-- start INFORMATION GIVEN --

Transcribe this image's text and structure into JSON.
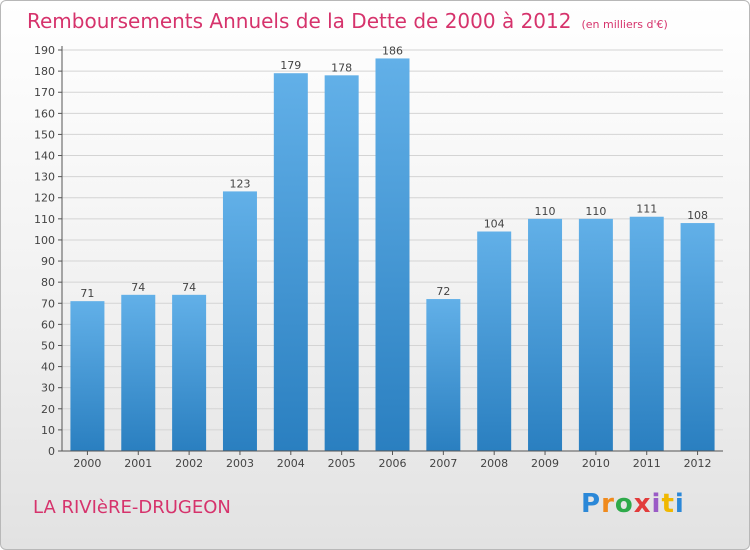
{
  "header": {
    "title": "Remboursements Annuels de la Dette de 2000 à 2012",
    "subtitle": "(en milliers d'€)"
  },
  "footer": {
    "town": "LA RIVIèRE-DRUGEON",
    "logo": "Proxiti"
  },
  "colors": {
    "accent": "#d6336c",
    "bar_top": "#62b0e8",
    "bar_bottom": "#2a7fc0"
  },
  "chart_data": {
    "type": "bar",
    "categories": [
      "2000",
      "2001",
      "2002",
      "2003",
      "2004",
      "2005",
      "2006",
      "2007",
      "2008",
      "2009",
      "2010",
      "2011",
      "2012"
    ],
    "values": [
      71,
      74,
      74,
      123,
      179,
      178,
      186,
      72,
      104,
      110,
      110,
      111,
      108
    ],
    "title": "Remboursements Annuels de la Dette de 2000 à 2012",
    "xlabel": "",
    "ylabel": "",
    "ylim": [
      0,
      190
    ],
    "yticks": [
      0,
      10,
      20,
      30,
      40,
      50,
      60,
      70,
      80,
      90,
      100,
      110,
      120,
      130,
      140,
      150,
      160,
      170,
      180,
      190
    ],
    "grid": true,
    "data_labels": true
  }
}
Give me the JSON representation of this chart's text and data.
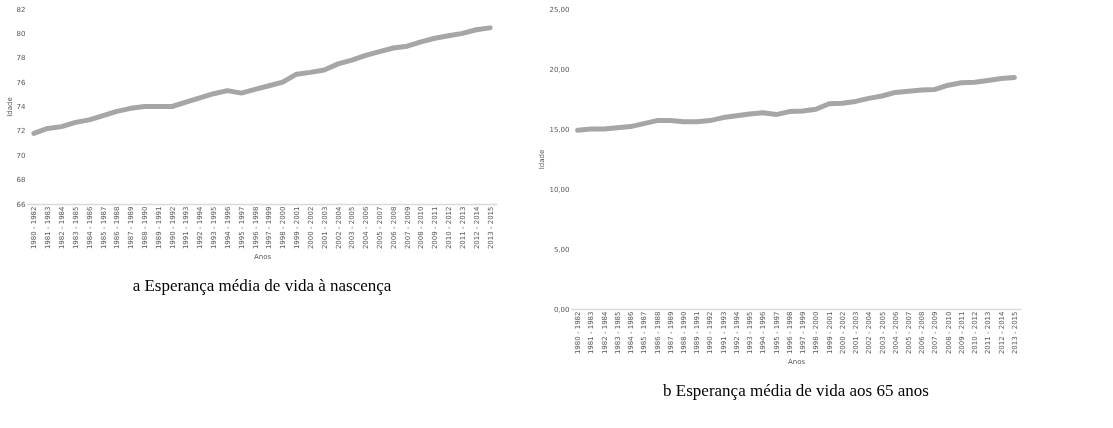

-- end INFORMATION GIVEN --

→ EXERCISE
Please transcribe the material above exactly as written. Leave the pictures out.

→ RESULT FOR THIS TASK
Transcribe this image's text and structure into JSON.
{
  "header": {
    "title": "Remboursements Annuels de la Dette de 2000 à 2012",
    "subtitle": "(en milliers d'€)"
  },
  "footer": {
    "town": "LA RIVIèRE-DRUGEON",
    "logo": "Proxiti"
  },
  "colors": {
    "accent": "#d6336c",
    "bar_top": "#62b0e8",
    "bar_bottom": "#2a7fc0"
  },
  "chart_data": {
    "type": "bar",
    "categories": [
      "2000",
      "2001",
      "2002",
      "2003",
      "2004",
      "2005",
      "2006",
      "2007",
      "2008",
      "2009",
      "2010",
      "2011",
      "2012"
    ],
    "values": [
      71,
      74,
      74,
      123,
      179,
      178,
      186,
      72,
      104,
      110,
      110,
      111,
      108
    ],
    "title": "Remboursements Annuels de la Dette de 2000 à 2012",
    "xlabel": "",
    "ylabel": "",
    "ylim": [
      0,
      190
    ],
    "yticks": [
      0,
      10,
      20,
      30,
      40,
      50,
      60,
      70,
      80,
      90,
      100,
      110,
      120,
      130,
      140,
      150,
      160,
      170,
      180,
      190
    ],
    "grid": true,
    "data_labels": true
  }
}
Give me the JSON representation of this chart's text and data.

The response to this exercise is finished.